(begin)

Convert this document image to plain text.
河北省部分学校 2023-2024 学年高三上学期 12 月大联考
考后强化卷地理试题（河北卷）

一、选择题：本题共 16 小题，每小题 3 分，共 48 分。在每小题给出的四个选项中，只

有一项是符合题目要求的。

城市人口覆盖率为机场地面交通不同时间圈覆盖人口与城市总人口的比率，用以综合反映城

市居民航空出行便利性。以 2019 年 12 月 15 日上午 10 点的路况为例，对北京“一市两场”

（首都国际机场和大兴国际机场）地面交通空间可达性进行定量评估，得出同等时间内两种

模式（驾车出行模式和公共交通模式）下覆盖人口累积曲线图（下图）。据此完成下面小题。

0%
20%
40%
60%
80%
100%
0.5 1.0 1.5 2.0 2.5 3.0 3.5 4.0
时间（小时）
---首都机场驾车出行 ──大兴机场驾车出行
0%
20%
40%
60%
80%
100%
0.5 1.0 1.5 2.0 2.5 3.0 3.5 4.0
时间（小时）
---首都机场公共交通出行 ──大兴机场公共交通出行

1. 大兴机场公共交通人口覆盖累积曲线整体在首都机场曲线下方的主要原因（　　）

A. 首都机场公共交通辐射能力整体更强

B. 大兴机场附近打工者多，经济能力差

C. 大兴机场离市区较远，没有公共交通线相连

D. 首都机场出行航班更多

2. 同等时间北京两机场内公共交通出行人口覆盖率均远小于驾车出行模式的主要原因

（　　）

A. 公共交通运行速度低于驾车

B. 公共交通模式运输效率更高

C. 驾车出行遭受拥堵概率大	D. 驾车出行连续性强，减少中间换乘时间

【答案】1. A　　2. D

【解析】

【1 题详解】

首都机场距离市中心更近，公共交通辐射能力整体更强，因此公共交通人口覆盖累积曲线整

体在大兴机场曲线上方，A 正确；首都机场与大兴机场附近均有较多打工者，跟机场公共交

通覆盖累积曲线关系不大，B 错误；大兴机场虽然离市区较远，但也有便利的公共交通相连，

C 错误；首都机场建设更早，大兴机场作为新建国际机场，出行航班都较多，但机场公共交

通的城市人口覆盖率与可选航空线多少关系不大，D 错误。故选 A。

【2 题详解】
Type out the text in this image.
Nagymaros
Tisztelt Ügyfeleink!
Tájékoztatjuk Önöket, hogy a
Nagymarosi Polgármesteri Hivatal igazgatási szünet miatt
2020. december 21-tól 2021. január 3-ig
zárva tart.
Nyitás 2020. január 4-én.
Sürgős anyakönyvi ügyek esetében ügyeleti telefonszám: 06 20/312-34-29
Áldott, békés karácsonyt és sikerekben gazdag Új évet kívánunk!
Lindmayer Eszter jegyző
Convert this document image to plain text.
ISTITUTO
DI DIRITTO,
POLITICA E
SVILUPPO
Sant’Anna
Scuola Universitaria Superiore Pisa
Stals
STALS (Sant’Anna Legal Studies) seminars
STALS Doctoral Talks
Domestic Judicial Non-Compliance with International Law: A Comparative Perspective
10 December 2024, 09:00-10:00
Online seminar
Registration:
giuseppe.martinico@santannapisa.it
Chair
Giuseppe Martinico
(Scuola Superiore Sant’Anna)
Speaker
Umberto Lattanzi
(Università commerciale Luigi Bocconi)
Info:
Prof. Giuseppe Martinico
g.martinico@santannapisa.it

(end)

Requirement:
Retype the entries one by one, exactly.

Solved exercise:
Convert this document image to plain text.
河北省部分学校 2023-2024 学年高三上学期 12 月大联考
考后强化卷地理试题（河北卷）

一、选择题：本题共 16 小题，每小题 3 分，共 48 分。在每小题给出的四个选项中，只

有一项是符合题目要求的。

城市人口覆盖率为机场地面交通不同时间圈覆盖人口与城市总人口的比率，用以综合反映城

市居民航空出行便利性。以 2019 年 12 月 15 日上午 10 点的路况为例，对北京“一市两场”

（首都国际机场和大兴国际机场）地面交通空间可达性进行定量评估，得出同等时间内两种

模式（驾车出行模式和公共交通模式）下覆盖人口累积曲线图（下图）。据此完成下面小题。

0%
20%
40%
60%
80%
100%
0.5 1.0 1.5 2.0 2.5 3.0 3.5 4.0
时间（小时）
---首都机场驾车出行 ──大兴机场驾车出行
0%
20%
40%
60%
80%
100%
0.5 1.0 1.5 2.0 2.5 3.0 3.5 4.0
时间（小时）
---首都机场公共交通出行 ──大兴机场公共交通出行

1. 大兴机场公共交通人口覆盖累积曲线整体在首都机场曲线下方的主要原因（　　）

A. 首都机场公共交通辐射能力整体更强

B. 大兴机场附近打工者多，经济能力差

C. 大兴机场离市区较远，没有公共交通线相连

D. 首都机场出行航班更多

2. 同等时间北京两机场内公共交通出行人口覆盖率均远小于驾车出行模式的主要原因

（　　）

A. 公共交通运行速度低于驾车

B. 公共交通模式运输效率更高

C. 驾车出行遭受拥堵概率大	D. 驾车出行连续性强，减少中间换乘时间

【答案】1. A　　2. D

【解析】

【1 题详解】

首都机场距离市中心更近，公共交通辐射能力整体更强，因此公共交通人口覆盖累积曲线整

体在大兴机场曲线上方，A 正确；首都机场与大兴机场附近均有较多打工者，跟机场公共交

通覆盖累积曲线关系不大，B 错误；大兴机场虽然离市区较远，但也有便利的公共交通相连，

C 错误；首都机场建设更早，大兴机场作为新建国际机场，出行航班都较多，但机场公共交

通的城市人口覆盖率与可选航空线多少关系不大，D 错误。故选 A。

【2 题详解】
Type out the text in this image.
Nagymaros
Tisztelt Ügyfeleink!
Tájékoztatjuk Önöket, hogy a
Nagymarosi Polgármesteri Hivatal igazgatási szünet miatt
2020. december 21-tól 2021. január 3-ig
zárva tart.
Nyitás 2020. január 4-én.
Sürgős anyakönyvi ügyek esetében ügyeleti telefonszám: 06 20/312-34-29
Áldott, békés karácsonyt és sikerekben gazdag Új évet kívánunk!
Lindmayer Eszter jegyző
Convert this document image to plain text.
ISTITUTO
DI DIRITTO,
POLITICA E
SVILUPPO
Sant’Anna
Scuola Universitaria Superiore Pisa
Stals
STALS (Sant’Anna Legal Studies) seminars
STALS Doctoral Talks
Domestic Judicial Non-Compliance with International Law: A Comparative Perspective
10 December 2024, 09:00-10:00
Online seminar
Registration:
giuseppe.martinico@santannapisa.it
Chair
Giuseppe Martinico
(Scuola Superiore Sant’Anna)
Speaker
Umberto Lattanzi
(Università commerciale Luigi Bocconi)
Info:
Prof. Giuseppe Martinico
g.martinico@santannapisa.it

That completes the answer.